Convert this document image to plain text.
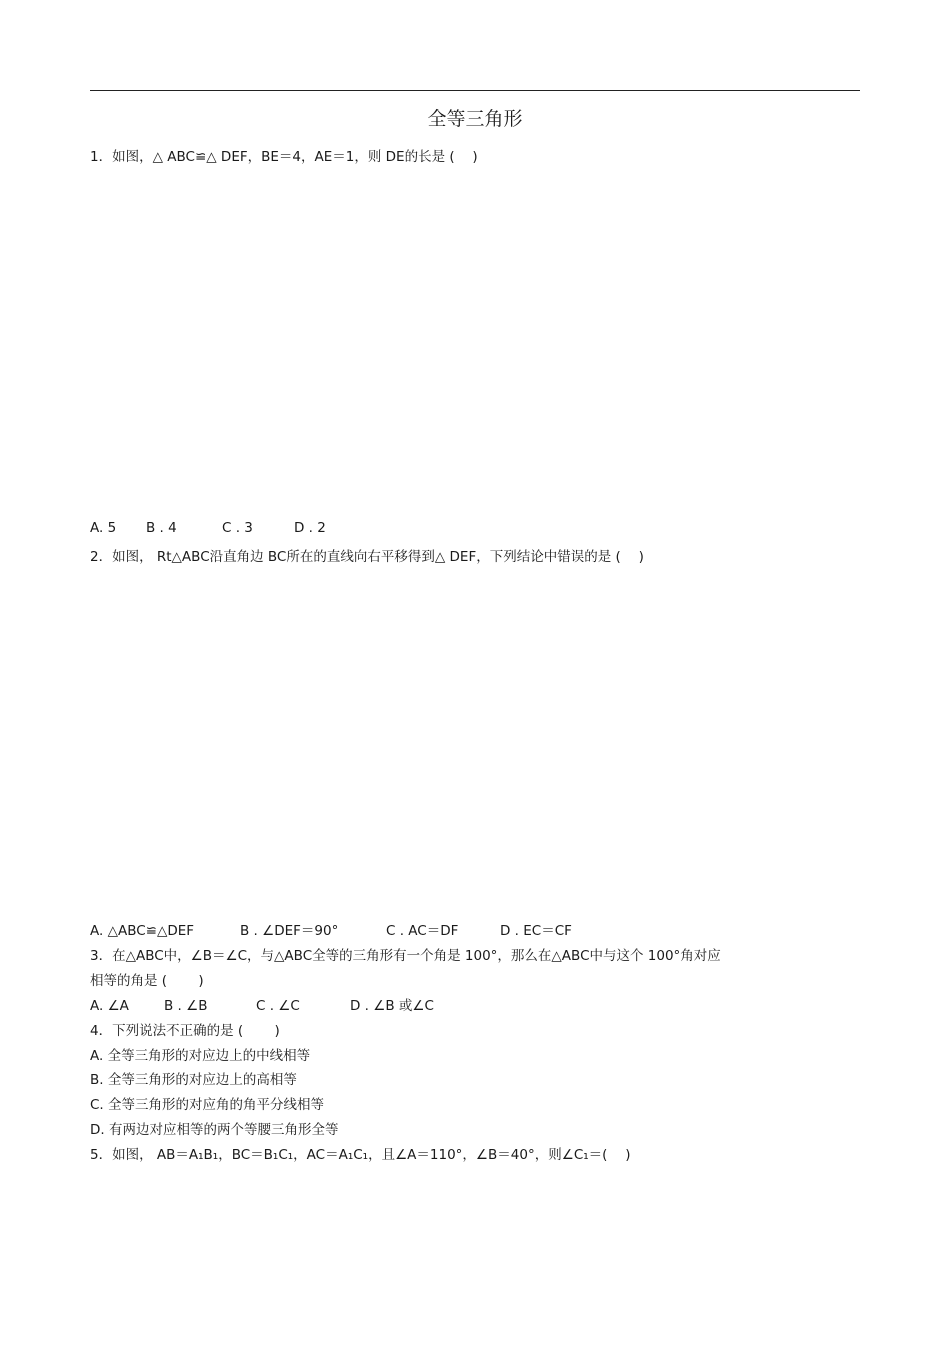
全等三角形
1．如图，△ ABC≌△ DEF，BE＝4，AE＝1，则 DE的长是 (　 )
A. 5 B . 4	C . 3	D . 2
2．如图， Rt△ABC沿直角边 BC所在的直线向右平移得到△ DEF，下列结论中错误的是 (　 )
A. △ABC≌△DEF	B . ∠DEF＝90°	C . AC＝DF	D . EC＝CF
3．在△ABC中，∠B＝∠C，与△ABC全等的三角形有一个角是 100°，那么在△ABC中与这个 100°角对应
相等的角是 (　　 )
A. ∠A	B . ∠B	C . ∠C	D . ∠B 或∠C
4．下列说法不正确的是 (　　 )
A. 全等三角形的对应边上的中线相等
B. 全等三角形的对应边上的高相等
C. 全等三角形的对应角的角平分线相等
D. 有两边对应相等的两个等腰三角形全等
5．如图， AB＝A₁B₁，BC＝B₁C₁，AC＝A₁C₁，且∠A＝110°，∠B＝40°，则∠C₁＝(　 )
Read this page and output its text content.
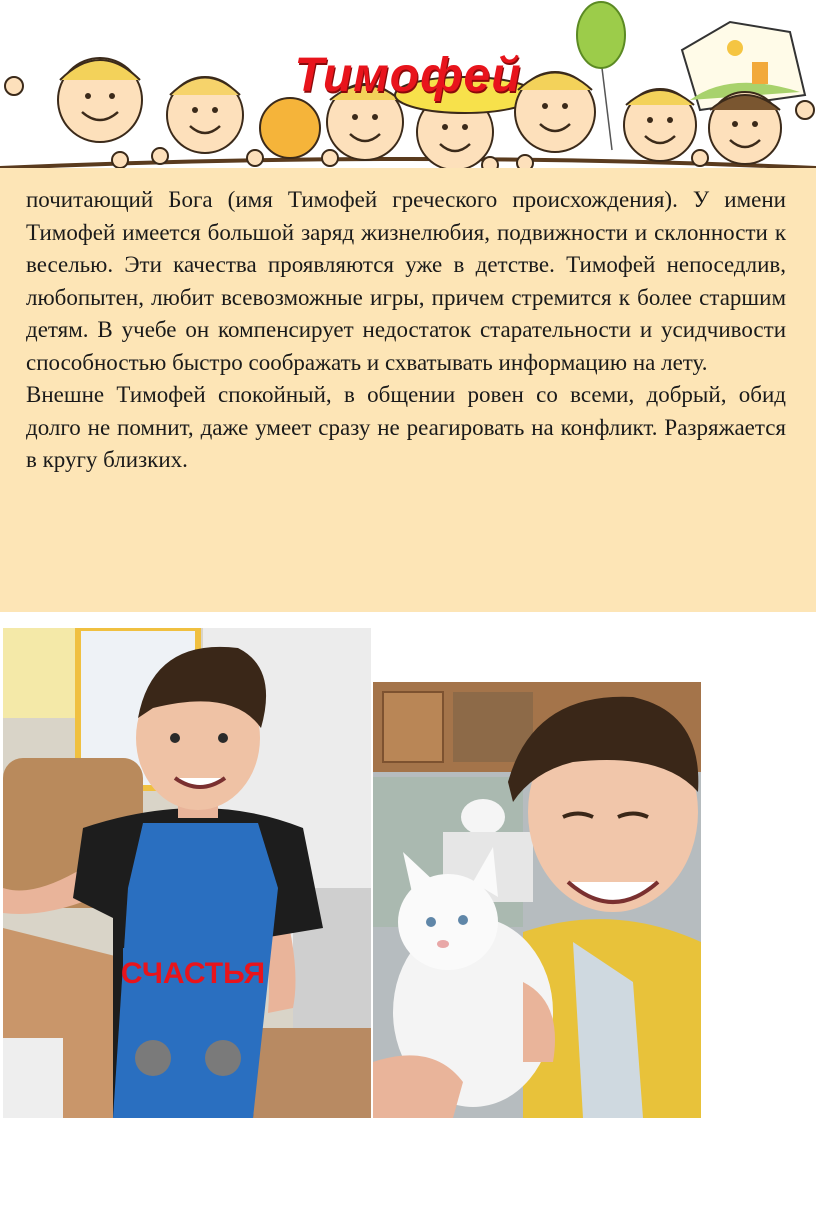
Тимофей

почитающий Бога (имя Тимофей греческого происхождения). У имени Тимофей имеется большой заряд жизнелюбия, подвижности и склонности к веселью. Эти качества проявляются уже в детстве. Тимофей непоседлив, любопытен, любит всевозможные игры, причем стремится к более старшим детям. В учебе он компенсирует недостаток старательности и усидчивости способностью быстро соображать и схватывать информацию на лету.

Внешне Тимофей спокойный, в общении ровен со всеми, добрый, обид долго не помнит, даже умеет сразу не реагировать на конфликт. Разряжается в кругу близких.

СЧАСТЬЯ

### Given request
All of the material above is to be copied exactly, except for its images.

### Exercise response
Convert this document image to plain text.
全等三角形
1．如图，△ ABC≌△ DEF，BE＝4，AE＝1，则 DE的长是 (　 )
A. 5 B . 4	C . 3	D . 2
2．如图， Rt△ABC沿直角边 BC所在的直线向右平移得到△ DEF，下列结论中错误的是 (　 )
A. △ABC≌△DEF	B . ∠DEF＝90°	C . AC＝DF	D . EC＝CF
3．在△ABC中，∠B＝∠C，与△ABC全等的三角形有一个角是 100°，那么在△ABC中与这个 100°角对应
相等的角是 (　　 )
A. ∠A	B . ∠B	C . ∠C	D . ∠B 或∠C
4．下列说法不正确的是 (　　 )
A. 全等三角形的对应边上的中线相等
B. 全等三角形的对应边上的高相等
C. 全等三角形的对应角的角平分线相等
D. 有两边对应相等的两个等腰三角形全等
5．如图， AB＝A₁B₁，BC＝B₁C₁，AC＝A₁C₁，且∠A＝110°，∠B＝40°，则∠C₁＝(　 )
Read this page and output its text content.
Тимофей

почитающий Бога (имя Тимофей греческого происхождения). У имени Тимофей имеется большой заряд жизнелюбия, подвижности и склонности к веселью. Эти качества проявляются уже в детстве. Тимофей непоседлив, любопытен, любит всевозможные игры, причем стремится к более старшим детям. В учебе он компенсирует недостаток старательности и усидчивости способностью быстро соображать и схватывать информацию на лету.

Внешне Тимофей спокойный, в общении ровен со всеми, добрый, обид долго не помнит, даже умеет сразу не реагировать на конфликт. Разряжается в кругу близких.

СЧАСТЬЯ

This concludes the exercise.